## What you will do
Copy out the lines exactly, starting with the very first line and going on through the line containing "pir-card-title: PIR3 State".

## Task data

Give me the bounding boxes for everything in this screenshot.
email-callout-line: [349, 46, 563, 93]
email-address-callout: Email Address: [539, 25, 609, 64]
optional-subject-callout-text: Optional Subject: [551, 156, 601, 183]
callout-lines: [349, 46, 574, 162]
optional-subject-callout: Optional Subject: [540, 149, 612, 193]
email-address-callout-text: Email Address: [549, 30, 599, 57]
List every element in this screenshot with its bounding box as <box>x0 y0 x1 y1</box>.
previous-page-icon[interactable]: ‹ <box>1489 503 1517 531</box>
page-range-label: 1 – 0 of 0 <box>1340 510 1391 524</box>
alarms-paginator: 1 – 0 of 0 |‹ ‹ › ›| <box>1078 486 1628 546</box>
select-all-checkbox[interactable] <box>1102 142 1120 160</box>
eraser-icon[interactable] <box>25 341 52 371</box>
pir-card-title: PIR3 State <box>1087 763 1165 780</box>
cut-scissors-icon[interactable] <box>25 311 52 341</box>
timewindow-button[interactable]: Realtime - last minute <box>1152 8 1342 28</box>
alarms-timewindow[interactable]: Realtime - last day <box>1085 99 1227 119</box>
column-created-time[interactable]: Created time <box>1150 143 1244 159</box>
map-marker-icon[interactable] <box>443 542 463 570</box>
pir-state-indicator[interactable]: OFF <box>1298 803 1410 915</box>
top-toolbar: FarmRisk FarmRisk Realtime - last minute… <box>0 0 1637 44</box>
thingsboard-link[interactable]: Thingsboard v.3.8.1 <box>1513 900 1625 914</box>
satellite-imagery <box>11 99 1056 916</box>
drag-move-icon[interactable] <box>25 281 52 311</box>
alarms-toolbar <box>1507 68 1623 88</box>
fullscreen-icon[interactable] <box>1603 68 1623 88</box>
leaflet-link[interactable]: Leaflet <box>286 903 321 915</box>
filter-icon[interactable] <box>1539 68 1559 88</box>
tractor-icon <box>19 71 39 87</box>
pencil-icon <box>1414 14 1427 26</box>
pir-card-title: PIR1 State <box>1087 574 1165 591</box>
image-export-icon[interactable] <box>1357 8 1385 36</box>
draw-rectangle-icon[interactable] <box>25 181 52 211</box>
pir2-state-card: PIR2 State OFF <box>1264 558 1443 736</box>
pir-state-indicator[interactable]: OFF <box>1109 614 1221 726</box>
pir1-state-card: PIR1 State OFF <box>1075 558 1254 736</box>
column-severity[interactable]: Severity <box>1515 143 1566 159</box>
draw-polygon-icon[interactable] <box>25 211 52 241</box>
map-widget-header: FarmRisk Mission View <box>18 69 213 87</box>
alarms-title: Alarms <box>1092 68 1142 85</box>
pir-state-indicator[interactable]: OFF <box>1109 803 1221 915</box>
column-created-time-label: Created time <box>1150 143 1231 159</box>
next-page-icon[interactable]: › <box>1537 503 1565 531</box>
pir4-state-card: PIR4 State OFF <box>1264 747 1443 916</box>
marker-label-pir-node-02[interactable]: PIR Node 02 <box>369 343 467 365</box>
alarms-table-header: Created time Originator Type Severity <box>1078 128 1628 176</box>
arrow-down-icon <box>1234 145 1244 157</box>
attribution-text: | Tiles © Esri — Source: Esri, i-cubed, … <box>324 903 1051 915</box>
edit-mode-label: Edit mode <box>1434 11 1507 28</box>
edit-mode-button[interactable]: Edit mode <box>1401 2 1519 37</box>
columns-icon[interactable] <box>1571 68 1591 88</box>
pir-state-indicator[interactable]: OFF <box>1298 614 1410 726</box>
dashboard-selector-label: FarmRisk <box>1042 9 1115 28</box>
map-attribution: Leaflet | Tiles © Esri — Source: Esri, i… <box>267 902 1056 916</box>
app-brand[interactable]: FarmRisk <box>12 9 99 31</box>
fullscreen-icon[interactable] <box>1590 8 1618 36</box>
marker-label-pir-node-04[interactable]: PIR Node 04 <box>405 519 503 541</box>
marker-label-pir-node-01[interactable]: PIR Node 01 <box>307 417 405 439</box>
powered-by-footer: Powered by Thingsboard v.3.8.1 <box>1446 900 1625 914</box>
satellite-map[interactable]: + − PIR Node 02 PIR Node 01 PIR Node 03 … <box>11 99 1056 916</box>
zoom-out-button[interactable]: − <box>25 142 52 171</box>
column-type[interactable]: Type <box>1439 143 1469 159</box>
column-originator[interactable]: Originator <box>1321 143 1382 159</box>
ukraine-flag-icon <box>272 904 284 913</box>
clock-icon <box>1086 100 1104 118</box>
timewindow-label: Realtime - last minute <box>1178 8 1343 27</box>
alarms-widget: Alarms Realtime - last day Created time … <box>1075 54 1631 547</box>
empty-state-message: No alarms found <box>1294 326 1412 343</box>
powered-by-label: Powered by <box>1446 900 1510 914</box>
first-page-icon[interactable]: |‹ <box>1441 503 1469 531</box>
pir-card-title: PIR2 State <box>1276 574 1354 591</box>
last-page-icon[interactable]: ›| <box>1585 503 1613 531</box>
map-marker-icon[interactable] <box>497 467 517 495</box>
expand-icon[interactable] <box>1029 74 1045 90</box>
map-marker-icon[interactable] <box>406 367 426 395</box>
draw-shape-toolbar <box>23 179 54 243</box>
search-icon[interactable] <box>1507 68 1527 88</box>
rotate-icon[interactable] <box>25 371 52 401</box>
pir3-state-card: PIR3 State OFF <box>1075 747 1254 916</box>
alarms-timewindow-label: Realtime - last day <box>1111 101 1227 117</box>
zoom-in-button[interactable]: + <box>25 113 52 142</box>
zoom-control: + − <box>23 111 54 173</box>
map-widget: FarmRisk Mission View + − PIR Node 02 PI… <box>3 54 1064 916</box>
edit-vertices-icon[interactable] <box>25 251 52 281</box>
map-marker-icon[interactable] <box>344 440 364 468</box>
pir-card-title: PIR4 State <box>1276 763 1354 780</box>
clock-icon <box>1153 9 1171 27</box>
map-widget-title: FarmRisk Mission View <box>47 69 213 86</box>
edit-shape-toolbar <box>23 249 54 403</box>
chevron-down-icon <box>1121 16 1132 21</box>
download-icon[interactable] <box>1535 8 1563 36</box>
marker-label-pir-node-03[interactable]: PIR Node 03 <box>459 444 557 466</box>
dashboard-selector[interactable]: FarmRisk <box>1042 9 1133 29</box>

## Expected answer
Give me the bounding boxes for everything in this screenshot.
email-callout-line: [349, 46, 563, 93]
email-address-callout: Email Address: [539, 25, 609, 64]
optional-subject-callout-text: Optional Subject: [551, 156, 601, 183]
callout-lines: [349, 46, 574, 162]
optional-subject-callout: Optional Subject: [540, 149, 612, 193]
email-address-callout-text: Email Address: [549, 30, 599, 57]
List every element in this screenshot with its bounding box as <box>x0 y0 x1 y1</box>.
previous-page-icon[interactable]: ‹ <box>1489 503 1517 531</box>
page-range-label: 1 – 0 of 0 <box>1340 510 1391 524</box>
alarms-paginator: 1 – 0 of 0 |‹ ‹ › ›| <box>1078 486 1628 546</box>
select-all-checkbox[interactable] <box>1102 142 1120 160</box>
eraser-icon[interactable] <box>25 341 52 371</box>
pir-card-title: PIR3 State <box>1087 763 1165 780</box>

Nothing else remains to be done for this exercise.